WORK REQUIRED =>
Extract each line of the material that follows exactly and omit its pictures.

EXTRACTED RECORDS =>
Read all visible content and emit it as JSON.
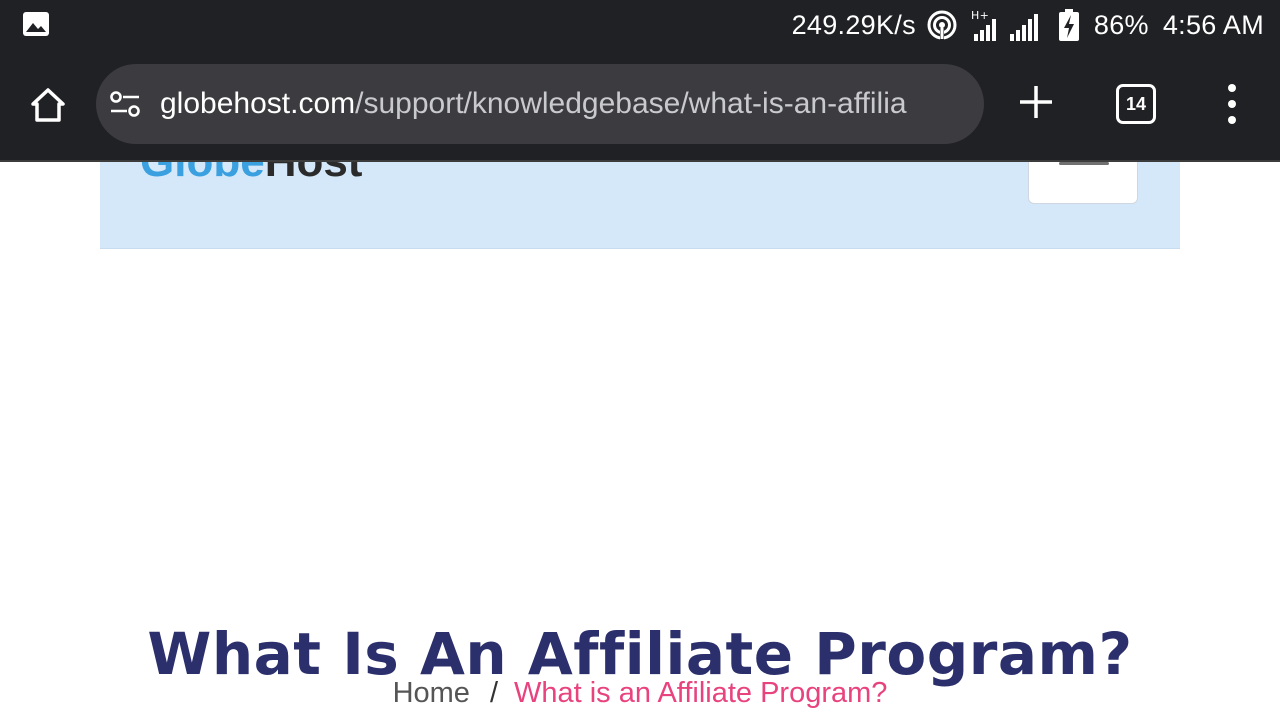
{
  "status_bar": {
    "network_speed": "249.29K/s",
    "network_type": "H+",
    "battery_percent": "86%",
    "time": "4:56 AM",
    "icons": [
      "gallery-icon",
      "hotspot-icon",
      "signal-icon",
      "battery-charging-icon"
    ]
  },
  "browser": {
    "url_domain": "globehost.com",
    "url_path": "/support/knowledgebase/what-is-an-affilia",
    "tab_count": "14",
    "icons": [
      "home-icon",
      "site-settings-icon",
      "plus-icon",
      "tab-switcher-icon",
      "more-vert-icon"
    ]
  },
  "site": {
    "logo_part1": "Globe",
    "logo_part2": "Host",
    "logo_colors": {
      "part1": "#3aa0e0",
      "part2": "#2b2b2b"
    }
  },
  "article": {
    "title": "What Is An Affiliate Program?",
    "breadcrumb": {
      "home": "Home",
      "separator": "/",
      "current": "What is an Affiliate Program?"
    }
  },
  "colors": {
    "chrome_bg": "#202124",
    "omnibox_bg": "#3c3c40",
    "header_bg": "#d5e8f9",
    "title": "#2b2f6b",
    "breadcrumb_current": "#e8437e"
  }
}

FINISHED TASK =>
Read all visible content and emit it as JSON.
{
  "status_bar": {
    "network_speed": "249.29K/s",
    "network_type": "H+",
    "battery_percent": "86%",
    "time": "4:56 AM",
    "icons": [
      "gallery-icon",
      "hotspot-icon",
      "signal-icon",
      "battery-charging-icon"
    ]
  },
  "browser": {
    "url_domain": "globehost.com",
    "url_path": "/support/knowledgebase/what-is-an-affilia",
    "tab_count": "14",
    "icons": [
      "home-icon",
      "site-settings-icon",
      "plus-icon",
      "tab-switcher-icon",
      "more-vert-icon"
    ]
  },
  "site": {
    "logo_part1": "Globe",
    "logo_part2": "Host",
    "logo_colors": {
      "part1": "#3aa0e0",
      "part2": "#2b2b2b"
    }
  },
  "article": {
    "title": "What Is An Affiliate Program?",
    "breadcrumb": {
      "home": "Home",
      "separator": "/",
      "current": "What is an Affiliate Program?"
    }
  },
  "colors": {
    "chrome_bg": "#202124",
    "omnibox_bg": "#3c3c40",
    "header_bg": "#d5e8f9",
    "title": "#2b2f6b",
    "breadcrumb_current": "#e8437e"
  }
}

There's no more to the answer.